[TASK BRIEF] Work out how many lines contain "Same". Reply with the count alone.

(Stored data entries)
++++++++++

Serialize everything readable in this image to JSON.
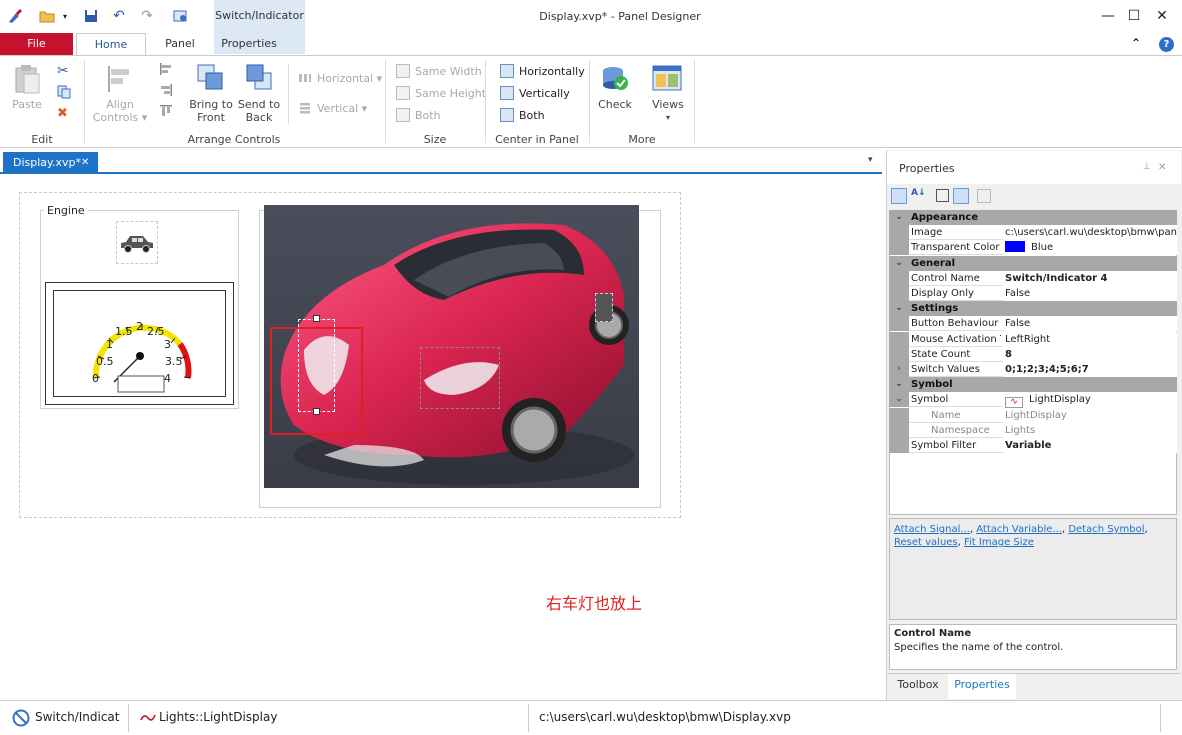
{
  "window": {
    "title": "Display.xvp* - Panel Designer",
    "context_tab_label": "Switch/Indicator",
    "controls": {
      "minimize": "—",
      "maximize": "☐",
      "close": "✕"
    }
  },
  "ribbon": {
    "file_label": "File",
    "tabs": [
      "Home",
      "Panel",
      "Properties"
    ],
    "collapse_glyph": "⌃",
    "help_glyph": "?",
    "groups": {
      "edit": {
        "label": "Edit",
        "paste": "Paste"
      },
      "arrange": {
        "label": "Arrange Controls",
        "align": "Align",
        "align2": "Controls ▾",
        "bring_front_1": "Bring to",
        "bring_front_2": "Front",
        "send_back_1": "Send to",
        "send_back_2": "Back",
        "horizontal": "Horizontal ▾",
        "vertical": "Vertical ▾"
      },
      "size": {
        "label": "Size",
        "same_width": "Same Width",
        "same_height": "Same Height",
        "both": "Both"
      },
      "center": {
        "label": "Center in Panel",
        "horizontally": "Horizontally",
        "vertically": "Vertically",
        "both": "Both"
      },
      "more": {
        "label": "More",
        "check": "Check",
        "views": "Views",
        "views_arrow": "▾"
      }
    }
  },
  "document": {
    "tab_label": "Display.xvp*",
    "tab_close": "✕",
    "dropdown_glyph": "▾",
    "engine_label": "Engine",
    "gauge_ticks": [
      "0",
      "0.5",
      "1",
      "1.5",
      "2",
      "2.5",
      "3",
      "3.5",
      "4"
    ],
    "annotation": "右车灯也放上"
  },
  "properties": {
    "title": "Properties",
    "pin_glyph": "⊥",
    "close_glyph": "✕",
    "rows": [
      {
        "kind": "cat",
        "name": "Appearance"
      },
      {
        "kind": "prop",
        "name": "Image",
        "value": "c:\\users\\carl.wu\\desktop\\bmw\\panel\\B"
      },
      {
        "kind": "prop",
        "name": "Transparent Color",
        "value": "Blue",
        "swatch": "#0000ff"
      },
      {
        "kind": "cat",
        "name": "General"
      },
      {
        "kind": "prop",
        "name": "Control Name",
        "value": "Switch/Indicator 4",
        "bold": true
      },
      {
        "kind": "prop",
        "name": "Display Only",
        "value": "False"
      },
      {
        "kind": "cat",
        "name": "Settings"
      },
      {
        "kind": "prop",
        "name": "Button Behaviour",
        "value": "False"
      },
      {
        "kind": "prop",
        "name": "Mouse Activation T",
        "value": "LeftRight"
      },
      {
        "kind": "prop",
        "name": "State Count",
        "value": "8",
        "bold": true
      },
      {
        "kind": "prop",
        "name": "Switch Values",
        "value": "0;1;2;3;4;5;6;7",
        "bold": true,
        "expander": "›"
      },
      {
        "kind": "cat",
        "name": "Symbol"
      },
      {
        "kind": "prop",
        "name": "Symbol",
        "value": "LightDisplay",
        "expander": "⌄",
        "icon": true
      },
      {
        "kind": "sub",
        "name": "Name",
        "value": "LightDisplay"
      },
      {
        "kind": "sub",
        "name": "Namespace",
        "value": "Lights"
      },
      {
        "kind": "prop",
        "name": "Symbol Filter",
        "value": "Variable",
        "bold": true
      }
    ],
    "actions": [
      "Attach Signal...",
      "Attach Variable...",
      "Detach Symbol",
      "Reset values",
      "Fit Image Size"
    ],
    "help_title": "Control Name",
    "help_text": "Specifies the name of the control.",
    "bottom_tabs": [
      "Toolbox",
      "Properties"
    ]
  },
  "statusbar": {
    "item1": "Switch/Indicato",
    "item2": "Lights::LightDisplay",
    "path": "c:\\users\\carl.wu\\desktop\\bmw\\Display.xvp"
  },
  "colors": {
    "accent": "#1e73c8",
    "file_tab": "#c4122f",
    "selection": "#e02020",
    "car_body": "#d92550"
  }
}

++++++++++

[WRITTEN SOLUTION] 2